━━━━━ Data shown

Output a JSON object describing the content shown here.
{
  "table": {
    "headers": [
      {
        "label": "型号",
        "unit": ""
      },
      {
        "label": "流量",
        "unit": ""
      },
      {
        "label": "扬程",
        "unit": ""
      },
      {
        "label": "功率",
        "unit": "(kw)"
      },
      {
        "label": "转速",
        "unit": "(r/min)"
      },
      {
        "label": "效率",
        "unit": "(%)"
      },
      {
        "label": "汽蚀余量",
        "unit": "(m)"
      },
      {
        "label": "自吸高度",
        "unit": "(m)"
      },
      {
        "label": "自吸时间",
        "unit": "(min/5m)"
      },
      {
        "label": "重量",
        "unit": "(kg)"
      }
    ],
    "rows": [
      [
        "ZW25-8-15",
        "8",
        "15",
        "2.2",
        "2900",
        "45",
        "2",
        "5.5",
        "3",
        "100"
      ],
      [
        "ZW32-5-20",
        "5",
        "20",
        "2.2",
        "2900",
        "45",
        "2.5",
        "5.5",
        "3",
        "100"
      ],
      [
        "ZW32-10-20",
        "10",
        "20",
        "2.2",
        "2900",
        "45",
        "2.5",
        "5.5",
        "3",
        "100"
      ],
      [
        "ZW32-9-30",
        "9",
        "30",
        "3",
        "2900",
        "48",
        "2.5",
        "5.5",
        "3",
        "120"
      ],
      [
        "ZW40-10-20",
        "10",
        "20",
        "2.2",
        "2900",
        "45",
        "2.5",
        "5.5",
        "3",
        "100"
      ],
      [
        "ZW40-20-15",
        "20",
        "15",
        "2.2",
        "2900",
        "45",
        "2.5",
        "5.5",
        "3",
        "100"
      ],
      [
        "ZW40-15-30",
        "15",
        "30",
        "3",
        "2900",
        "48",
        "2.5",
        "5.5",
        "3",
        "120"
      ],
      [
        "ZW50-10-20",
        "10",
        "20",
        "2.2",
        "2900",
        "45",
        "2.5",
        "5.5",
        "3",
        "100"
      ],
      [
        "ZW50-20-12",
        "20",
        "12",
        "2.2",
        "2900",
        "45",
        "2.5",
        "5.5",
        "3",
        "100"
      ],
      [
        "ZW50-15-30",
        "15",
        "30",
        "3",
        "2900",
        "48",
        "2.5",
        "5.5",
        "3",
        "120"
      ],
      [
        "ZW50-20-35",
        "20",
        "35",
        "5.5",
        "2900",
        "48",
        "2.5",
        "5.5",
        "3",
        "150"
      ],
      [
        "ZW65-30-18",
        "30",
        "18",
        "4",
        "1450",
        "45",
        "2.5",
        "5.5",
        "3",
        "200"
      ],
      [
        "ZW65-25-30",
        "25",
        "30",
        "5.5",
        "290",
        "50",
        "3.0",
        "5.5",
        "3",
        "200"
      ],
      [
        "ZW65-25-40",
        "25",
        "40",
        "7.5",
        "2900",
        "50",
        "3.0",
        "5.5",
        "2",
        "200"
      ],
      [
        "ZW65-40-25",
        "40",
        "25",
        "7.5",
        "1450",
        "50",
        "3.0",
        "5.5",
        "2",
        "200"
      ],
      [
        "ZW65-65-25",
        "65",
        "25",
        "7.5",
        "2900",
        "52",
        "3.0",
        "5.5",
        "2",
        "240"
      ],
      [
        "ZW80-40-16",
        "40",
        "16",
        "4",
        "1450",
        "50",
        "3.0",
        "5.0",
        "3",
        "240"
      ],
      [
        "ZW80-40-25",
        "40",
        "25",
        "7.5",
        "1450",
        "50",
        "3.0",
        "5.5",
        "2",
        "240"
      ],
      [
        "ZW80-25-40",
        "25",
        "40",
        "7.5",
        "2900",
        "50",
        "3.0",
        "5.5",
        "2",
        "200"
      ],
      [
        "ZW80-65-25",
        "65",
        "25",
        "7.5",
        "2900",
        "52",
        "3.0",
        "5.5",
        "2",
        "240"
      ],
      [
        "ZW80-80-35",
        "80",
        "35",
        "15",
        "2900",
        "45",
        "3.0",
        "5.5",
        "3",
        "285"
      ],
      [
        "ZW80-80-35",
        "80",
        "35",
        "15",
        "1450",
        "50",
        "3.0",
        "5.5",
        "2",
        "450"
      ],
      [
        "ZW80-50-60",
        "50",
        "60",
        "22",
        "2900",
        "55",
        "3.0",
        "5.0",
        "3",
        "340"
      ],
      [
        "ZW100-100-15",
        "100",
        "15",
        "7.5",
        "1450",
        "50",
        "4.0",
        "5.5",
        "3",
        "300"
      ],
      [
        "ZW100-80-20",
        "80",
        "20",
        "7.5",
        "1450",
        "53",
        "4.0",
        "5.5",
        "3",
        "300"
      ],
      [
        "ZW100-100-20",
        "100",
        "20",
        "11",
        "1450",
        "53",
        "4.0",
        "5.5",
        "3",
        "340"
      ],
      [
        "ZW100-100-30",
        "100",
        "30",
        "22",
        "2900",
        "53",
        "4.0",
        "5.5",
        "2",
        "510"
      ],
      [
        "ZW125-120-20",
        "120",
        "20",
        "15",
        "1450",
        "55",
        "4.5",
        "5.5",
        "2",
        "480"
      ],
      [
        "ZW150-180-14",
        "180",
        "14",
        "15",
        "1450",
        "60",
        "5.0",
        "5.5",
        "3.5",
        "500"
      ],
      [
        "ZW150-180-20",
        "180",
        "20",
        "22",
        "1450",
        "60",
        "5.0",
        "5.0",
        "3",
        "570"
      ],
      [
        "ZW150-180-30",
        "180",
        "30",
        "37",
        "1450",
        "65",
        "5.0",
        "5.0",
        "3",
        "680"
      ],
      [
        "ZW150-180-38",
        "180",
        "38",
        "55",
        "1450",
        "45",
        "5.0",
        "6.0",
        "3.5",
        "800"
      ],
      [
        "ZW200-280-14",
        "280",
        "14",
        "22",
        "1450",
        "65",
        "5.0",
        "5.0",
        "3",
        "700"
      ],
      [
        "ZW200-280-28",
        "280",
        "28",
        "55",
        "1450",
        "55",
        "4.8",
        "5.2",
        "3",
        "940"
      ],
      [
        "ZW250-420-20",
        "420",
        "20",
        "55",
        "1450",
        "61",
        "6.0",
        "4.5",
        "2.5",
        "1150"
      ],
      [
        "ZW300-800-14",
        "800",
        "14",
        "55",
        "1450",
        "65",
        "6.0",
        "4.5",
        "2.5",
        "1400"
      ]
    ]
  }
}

━━━━━━━━━━

#### Work to do:
Go through the material above and count the lines that contain "label"; answer with the number alone.

#### Worked answer:
10